Repeat every entry word for word, skipping the pictures.

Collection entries
* * *

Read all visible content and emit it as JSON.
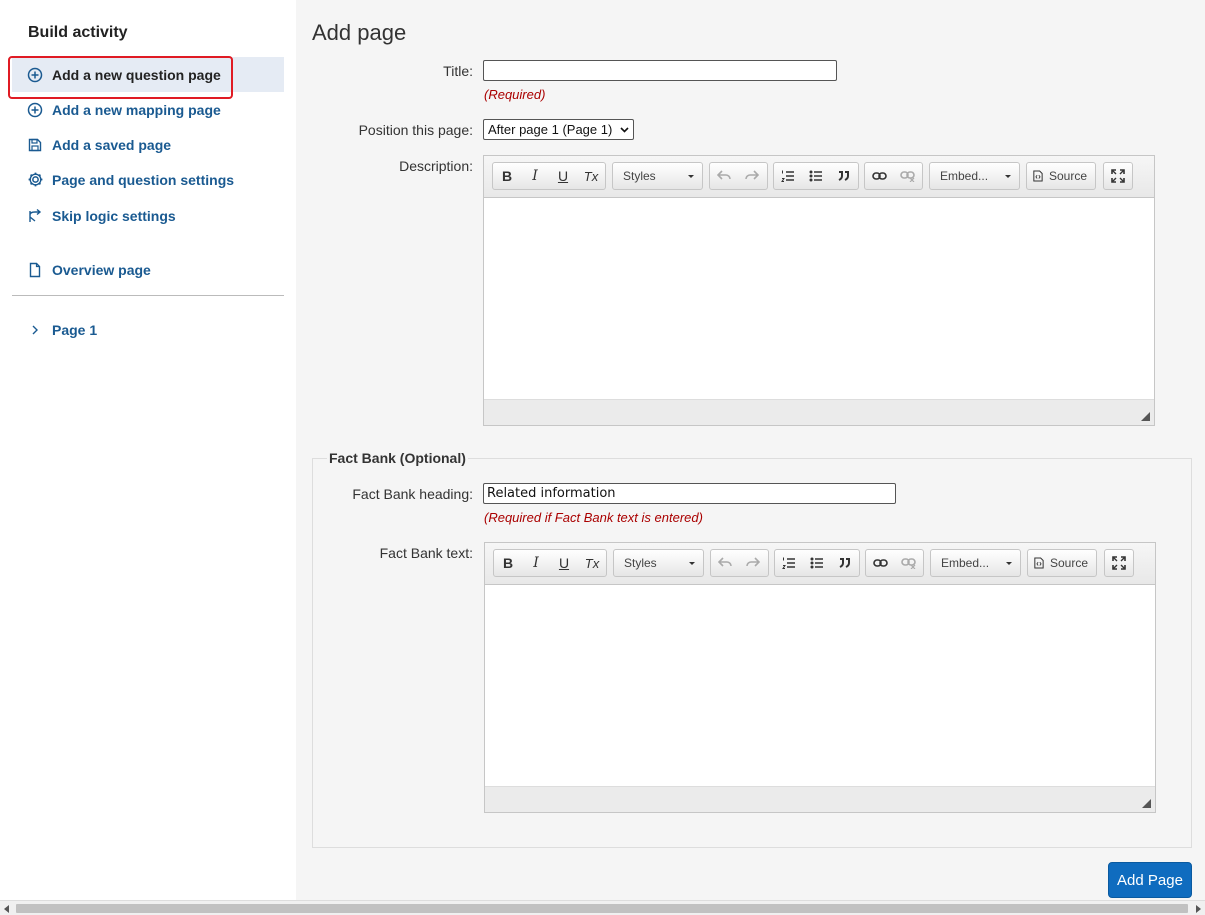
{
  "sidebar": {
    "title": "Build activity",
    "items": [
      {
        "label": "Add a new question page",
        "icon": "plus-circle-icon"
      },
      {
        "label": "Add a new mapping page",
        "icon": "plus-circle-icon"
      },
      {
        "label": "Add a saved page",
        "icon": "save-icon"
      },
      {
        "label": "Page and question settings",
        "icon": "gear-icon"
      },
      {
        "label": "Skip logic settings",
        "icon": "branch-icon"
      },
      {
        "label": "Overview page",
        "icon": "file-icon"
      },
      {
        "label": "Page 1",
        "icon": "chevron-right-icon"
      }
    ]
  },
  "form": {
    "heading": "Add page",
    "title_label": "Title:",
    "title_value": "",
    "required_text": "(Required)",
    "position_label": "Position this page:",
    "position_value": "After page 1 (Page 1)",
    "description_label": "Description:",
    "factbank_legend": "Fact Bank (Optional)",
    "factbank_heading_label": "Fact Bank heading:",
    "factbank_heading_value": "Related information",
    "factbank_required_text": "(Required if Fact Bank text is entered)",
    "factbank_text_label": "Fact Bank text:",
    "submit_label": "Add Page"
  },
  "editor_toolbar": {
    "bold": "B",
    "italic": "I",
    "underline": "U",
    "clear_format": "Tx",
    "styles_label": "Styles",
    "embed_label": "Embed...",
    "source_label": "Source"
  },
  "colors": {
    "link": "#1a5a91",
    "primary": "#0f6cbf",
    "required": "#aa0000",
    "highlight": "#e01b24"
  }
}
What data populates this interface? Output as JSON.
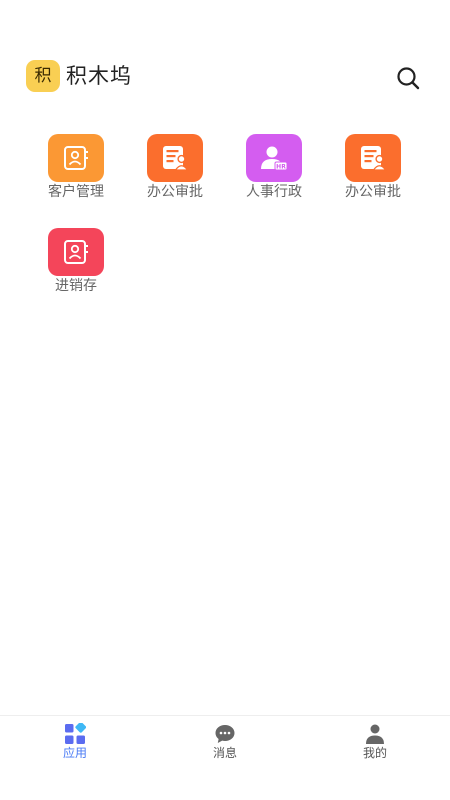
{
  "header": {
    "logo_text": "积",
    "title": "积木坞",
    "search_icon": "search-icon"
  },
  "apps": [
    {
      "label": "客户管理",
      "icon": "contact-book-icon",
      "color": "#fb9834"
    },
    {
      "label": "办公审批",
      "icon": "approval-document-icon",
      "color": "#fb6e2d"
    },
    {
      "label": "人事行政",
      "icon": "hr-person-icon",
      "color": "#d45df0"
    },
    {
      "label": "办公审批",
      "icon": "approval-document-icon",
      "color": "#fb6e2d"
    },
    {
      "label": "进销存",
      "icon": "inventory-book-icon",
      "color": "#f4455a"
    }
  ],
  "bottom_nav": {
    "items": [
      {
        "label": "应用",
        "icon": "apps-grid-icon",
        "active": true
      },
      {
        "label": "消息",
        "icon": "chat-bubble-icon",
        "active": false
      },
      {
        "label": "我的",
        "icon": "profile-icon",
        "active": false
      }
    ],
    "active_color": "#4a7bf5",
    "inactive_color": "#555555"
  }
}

* * *

● Task output:
Read all visible content and emit it as JSON.
{
  "sidebar": {
    "title": "Build activity",
    "items": [
      {
        "label": "Add a new question page",
        "icon": "plus-circle-icon"
      },
      {
        "label": "Add a new mapping page",
        "icon": "plus-circle-icon"
      },
      {
        "label": "Add a saved page",
        "icon": "save-icon"
      },
      {
        "label": "Page and question settings",
        "icon": "gear-icon"
      },
      {
        "label": "Skip logic settings",
        "icon": "branch-icon"
      },
      {
        "label": "Overview page",
        "icon": "file-icon"
      },
      {
        "label": "Page 1",
        "icon": "chevron-right-icon"
      }
    ]
  },
  "form": {
    "heading": "Add page",
    "title_label": "Title:",
    "title_value": "",
    "required_text": "(Required)",
    "position_label": "Position this page:",
    "position_value": "After page 1 (Page 1)",
    "description_label": "Description:",
    "factbank_legend": "Fact Bank (Optional)",
    "factbank_heading_label": "Fact Bank heading:",
    "factbank_heading_value": "Related information",
    "factbank_required_text": "(Required if Fact Bank text is entered)",
    "factbank_text_label": "Fact Bank text:",
    "submit_label": "Add Page"
  },
  "editor_toolbar": {
    "bold": "B",
    "italic": "I",
    "underline": "U",
    "clear_format": "Tx",
    "styles_label": "Styles",
    "embed_label": "Embed...",
    "source_label": "Source"
  },
  "colors": {
    "link": "#1a5a91",
    "primary": "#0f6cbf",
    "required": "#aa0000",
    "highlight": "#e01b24"
  }
}
What data populates this interface? Output as JSON.
{
  "header": {
    "logo_text": "积",
    "title": "积木坞",
    "search_icon": "search-icon"
  },
  "apps": [
    {
      "label": "客户管理",
      "icon": "contact-book-icon",
      "color": "#fb9834"
    },
    {
      "label": "办公审批",
      "icon": "approval-document-icon",
      "color": "#fb6e2d"
    },
    {
      "label": "人事行政",
      "icon": "hr-person-icon",
      "color": "#d45df0"
    },
    {
      "label": "办公审批",
      "icon": "approval-document-icon",
      "color": "#fb6e2d"
    },
    {
      "label": "进销存",
      "icon": "inventory-book-icon",
      "color": "#f4455a"
    }
  ],
  "bottom_nav": {
    "items": [
      {
        "label": "应用",
        "icon": "apps-grid-icon",
        "active": true
      },
      {
        "label": "消息",
        "icon": "chat-bubble-icon",
        "active": false
      },
      {
        "label": "我的",
        "icon": "profile-icon",
        "active": false
      }
    ],
    "active_color": "#4a7bf5",
    "inactive_color": "#555555"
  }
}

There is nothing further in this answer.